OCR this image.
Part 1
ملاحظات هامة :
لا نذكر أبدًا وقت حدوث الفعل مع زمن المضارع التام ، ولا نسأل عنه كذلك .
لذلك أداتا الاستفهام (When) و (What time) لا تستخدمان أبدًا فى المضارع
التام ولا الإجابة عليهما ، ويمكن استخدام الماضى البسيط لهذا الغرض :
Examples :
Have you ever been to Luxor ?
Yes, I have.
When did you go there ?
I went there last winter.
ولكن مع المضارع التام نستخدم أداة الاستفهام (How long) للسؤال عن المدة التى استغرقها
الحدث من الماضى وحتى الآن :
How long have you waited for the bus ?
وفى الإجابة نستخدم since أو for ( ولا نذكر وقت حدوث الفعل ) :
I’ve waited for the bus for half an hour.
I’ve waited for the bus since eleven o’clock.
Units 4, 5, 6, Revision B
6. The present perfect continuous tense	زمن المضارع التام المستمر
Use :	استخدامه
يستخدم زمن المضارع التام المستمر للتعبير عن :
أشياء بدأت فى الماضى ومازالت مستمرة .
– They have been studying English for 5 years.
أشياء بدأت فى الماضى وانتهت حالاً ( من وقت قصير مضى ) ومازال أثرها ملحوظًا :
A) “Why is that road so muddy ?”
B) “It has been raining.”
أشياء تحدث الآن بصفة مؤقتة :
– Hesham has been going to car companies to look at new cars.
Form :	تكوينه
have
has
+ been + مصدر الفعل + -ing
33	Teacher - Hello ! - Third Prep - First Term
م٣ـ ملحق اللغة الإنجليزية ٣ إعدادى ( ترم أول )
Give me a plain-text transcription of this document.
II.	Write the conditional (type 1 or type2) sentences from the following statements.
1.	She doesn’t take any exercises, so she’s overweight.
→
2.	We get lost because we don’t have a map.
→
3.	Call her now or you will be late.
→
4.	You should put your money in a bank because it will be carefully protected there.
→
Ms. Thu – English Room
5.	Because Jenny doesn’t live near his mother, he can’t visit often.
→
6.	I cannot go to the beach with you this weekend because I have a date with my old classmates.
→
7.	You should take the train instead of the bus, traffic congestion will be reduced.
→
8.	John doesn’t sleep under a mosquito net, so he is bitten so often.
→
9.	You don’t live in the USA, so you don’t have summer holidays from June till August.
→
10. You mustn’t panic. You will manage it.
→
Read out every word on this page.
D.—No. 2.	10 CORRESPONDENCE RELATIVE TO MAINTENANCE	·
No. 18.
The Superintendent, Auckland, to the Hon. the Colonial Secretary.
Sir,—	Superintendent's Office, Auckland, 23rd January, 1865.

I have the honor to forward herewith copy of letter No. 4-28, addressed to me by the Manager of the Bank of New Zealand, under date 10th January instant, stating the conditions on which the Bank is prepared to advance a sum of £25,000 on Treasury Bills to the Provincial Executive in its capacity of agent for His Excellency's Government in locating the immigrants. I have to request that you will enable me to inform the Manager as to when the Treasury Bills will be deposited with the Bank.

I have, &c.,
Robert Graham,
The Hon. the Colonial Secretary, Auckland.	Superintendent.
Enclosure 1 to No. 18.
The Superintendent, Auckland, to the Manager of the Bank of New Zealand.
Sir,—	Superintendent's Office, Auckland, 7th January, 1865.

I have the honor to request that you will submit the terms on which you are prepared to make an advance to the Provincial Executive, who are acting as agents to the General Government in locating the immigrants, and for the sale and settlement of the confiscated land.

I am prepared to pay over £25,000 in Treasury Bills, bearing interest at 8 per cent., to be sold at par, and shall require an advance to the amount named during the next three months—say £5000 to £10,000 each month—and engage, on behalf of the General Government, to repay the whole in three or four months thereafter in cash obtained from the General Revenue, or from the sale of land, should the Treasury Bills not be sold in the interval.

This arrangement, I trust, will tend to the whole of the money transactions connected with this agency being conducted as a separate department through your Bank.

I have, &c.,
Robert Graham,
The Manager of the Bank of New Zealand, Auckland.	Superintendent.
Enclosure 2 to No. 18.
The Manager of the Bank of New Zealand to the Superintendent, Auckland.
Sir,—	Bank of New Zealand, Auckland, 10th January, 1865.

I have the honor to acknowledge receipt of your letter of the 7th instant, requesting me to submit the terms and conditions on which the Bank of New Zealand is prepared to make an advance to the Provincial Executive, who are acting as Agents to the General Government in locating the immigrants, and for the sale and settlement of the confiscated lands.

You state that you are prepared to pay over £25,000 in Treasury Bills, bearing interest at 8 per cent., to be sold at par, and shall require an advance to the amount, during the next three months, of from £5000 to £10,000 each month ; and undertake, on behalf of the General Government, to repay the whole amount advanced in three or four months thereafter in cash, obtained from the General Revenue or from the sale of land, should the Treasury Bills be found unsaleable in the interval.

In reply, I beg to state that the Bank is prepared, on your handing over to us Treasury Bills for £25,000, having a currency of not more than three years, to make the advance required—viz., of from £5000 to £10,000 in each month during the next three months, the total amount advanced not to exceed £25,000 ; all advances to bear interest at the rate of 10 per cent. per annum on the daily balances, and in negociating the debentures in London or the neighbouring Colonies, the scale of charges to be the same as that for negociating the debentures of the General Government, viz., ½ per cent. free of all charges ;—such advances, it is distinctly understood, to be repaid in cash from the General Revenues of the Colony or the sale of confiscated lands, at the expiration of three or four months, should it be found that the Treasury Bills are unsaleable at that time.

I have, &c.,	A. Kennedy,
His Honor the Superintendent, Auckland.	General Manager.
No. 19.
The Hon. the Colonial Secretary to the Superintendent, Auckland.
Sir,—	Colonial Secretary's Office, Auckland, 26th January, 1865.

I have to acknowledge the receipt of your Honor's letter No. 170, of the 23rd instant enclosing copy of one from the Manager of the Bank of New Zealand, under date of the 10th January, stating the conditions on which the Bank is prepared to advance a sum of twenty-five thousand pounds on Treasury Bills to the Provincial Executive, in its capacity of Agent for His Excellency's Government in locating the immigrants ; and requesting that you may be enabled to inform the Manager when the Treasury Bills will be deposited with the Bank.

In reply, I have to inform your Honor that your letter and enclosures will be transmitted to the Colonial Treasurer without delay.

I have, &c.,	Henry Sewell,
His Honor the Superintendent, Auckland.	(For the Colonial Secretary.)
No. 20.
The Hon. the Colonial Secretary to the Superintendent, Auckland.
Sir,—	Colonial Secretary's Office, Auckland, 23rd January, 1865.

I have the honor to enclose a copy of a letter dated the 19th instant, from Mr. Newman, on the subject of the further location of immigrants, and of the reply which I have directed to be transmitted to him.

▶ **Exercise aim**
Gather up every line from the listing above in which the word "Superintendent" occurs.

▶ **Task solution**
The Superintendent, Auckland, to the Hon. the Colonial Secretary.
Sir,—	Superintendent's Office, Auckland, 23rd January, 1865.
The Hon. the Colonial Secretary, Auckland.	Superintendent.
The Superintendent, Auckland, to the Manager of the Bank of New Zealand.
Sir,—	Superintendent's Office, Auckland, 7th January, 1865.
The Manager of the Bank of New Zealand, Auckland.	Superintendent.
The Manager of the Bank of New Zealand to the Superintendent, Auckland.
His Honor the Superintendent, Auckland.	General Manager.
The Hon. the Colonial Secretary to the Superintendent, Auckland.
His Honor the Superintendent, Auckland.	(For the Colonial Secretary.)
The Hon. the Colonial Secretary to the Superintendent, Auckland.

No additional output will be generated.